=== Trecho do texto ===

FALECEU NOSSA PRIMEIRA PRIMEIRA DAMA
O que segue é a noticia da morte da esposa do nosso primeiro INTENDENTE MUNICIPAL, o que
equivale a “prefeito” - administrador, na época que as Câmaras eram praticamente no
sistema parlamentar. Uma história triste
que abalou o recente município de São João do Curralinho (desmembrado de
Piracaia em 17/8/1895 e a primeira câmara e intendência empossados em
21/8/1896). O discurso é triste porém lindo e mantive o português da época. Era mãe da saudosa professora Adilia e do grande educador brasileiro Almeida Junior. Irmã de Bruna Caparica Filha.
Matéria p/o Munícipe – manuscrito de 08-11-1896
D. Otilia Caparica de Almeida
No dia 28 do
pretérito finou-se nesta vila, as 08 1/2 horas da noite, esta virtuosa filha do respeitável ancião sr. Anselmo
Gonçalves Caparica, e esposa do prestante cidadão Antonio Ferreira de Almeida, digno intendente municipal e
proprietário das oficinas tipográficas em que se publica esta folha.
A
jovem e distinta senhora, que apenas contava 21 anos, sucumbiu a uma síncope
cardíaca conseqüente a um parto laborioso, orfando a três inocentes crianças,
uma das quaes com algumas horas de vida, e enlutando o lar querido, os corações
de seus extremosos paes e a toda esta população que a estimava justamente.
Logo
que se divulgou a infausta noticia muitas pessoas, dolorosamente surpreendidas
pelo inesperado acontecimento e revelando a profunda mágoa de que todos estavam
possuídos acorreram à casa, onde ele se dera, testemunhando assim a verdadeira,
a respeitosa estima em que era por todos acatada – Dª Otilia.
Realmente,
foi sentidíssima sua morte, já porque ninguém a poderá esperar, já por ser a
ilustre extinta filha e esposa de cidadãos muito considerados entre nós.
Ao
seu saimento que teve logar no dia 29 as 4 horas da tarde, concorreram quasi
toda a população desta vila e muitos cavalheiros do nosso município. Foi um dos
enterros mais concorridos que se tem dado entre nós.
Dentre
o séquito muitas pessoas vestiam opas e quasi todas pegaram nas alças do
caixão, que eram disputadas vivamente pelos amigos e parentes. O rev. vigário
de Santo Antonio fez as cerimonias religiosas na igreja e no cemitério. Ali, ao
serem encerrados em seu último jazigo os restos mortaes da desditosa senhora,
foi lida pelo professor público desta localidade o discurso que abaixo
transcrevemos e que foi ouvido com o maior silêncio pelos circunstantes.

=== Linhas em bruto ===

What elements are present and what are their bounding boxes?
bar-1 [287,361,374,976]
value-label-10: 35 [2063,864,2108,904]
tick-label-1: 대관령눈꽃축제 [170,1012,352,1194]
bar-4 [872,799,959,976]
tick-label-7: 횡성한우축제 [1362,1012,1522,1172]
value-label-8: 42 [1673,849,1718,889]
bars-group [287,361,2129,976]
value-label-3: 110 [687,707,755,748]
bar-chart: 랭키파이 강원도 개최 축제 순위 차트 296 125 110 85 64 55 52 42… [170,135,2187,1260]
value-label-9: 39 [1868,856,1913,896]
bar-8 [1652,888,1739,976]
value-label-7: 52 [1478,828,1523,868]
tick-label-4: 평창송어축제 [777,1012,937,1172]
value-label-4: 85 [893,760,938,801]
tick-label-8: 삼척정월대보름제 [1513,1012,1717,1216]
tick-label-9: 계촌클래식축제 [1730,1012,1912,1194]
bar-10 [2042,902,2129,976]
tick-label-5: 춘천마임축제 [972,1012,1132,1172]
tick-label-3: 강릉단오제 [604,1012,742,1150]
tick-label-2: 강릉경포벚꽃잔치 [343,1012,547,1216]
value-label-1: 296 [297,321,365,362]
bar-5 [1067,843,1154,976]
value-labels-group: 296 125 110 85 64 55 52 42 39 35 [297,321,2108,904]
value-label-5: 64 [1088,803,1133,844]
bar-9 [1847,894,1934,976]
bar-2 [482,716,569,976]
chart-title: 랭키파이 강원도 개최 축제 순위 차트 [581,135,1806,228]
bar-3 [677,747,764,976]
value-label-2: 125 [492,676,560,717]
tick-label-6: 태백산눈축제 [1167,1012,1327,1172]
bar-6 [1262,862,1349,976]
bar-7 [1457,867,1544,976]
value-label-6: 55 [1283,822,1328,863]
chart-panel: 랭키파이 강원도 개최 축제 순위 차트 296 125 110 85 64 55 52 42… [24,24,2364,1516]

===

_Tarefas a fazer_.
- A) Segundo o trecho sobre a morte de D. Otilia, quantos anos ela tinha quando faleceu?
- B) Reproduza do trecho, sem mudar nada, a parte que vai de "FALECEU NOSSA PRIMEIRA" até "Bruna Caparica Filha.".
Para responder, use só o trecho e deixe as linhas de lado.

_Respostas dadas_.
- A) Ela tinha apenas 21 anos.

- B)
FALECEU NOSSA PRIMEIRA PRIMEIRA DAMA
O que segue é a noticia da morte da esposa do nosso primeiro INTENDENTE MUNICIPAL, o que
equivale a “prefeito” - administrador, na época que as Câmaras eram praticamente no
sistema parlamentar. Uma história triste
que abalou o recente município de São João do Curralinho (desmembrado de
Piracaia em 17/8/1895 e a primeira câmara e intendência empossados em
21/8/1896). O discurso é triste porém lindo e mantive o português da época. Era mãe da saudosa professora Adilia e do grande educador brasileiro Almeida Junior. Irmã de Bruna Caparica Filha.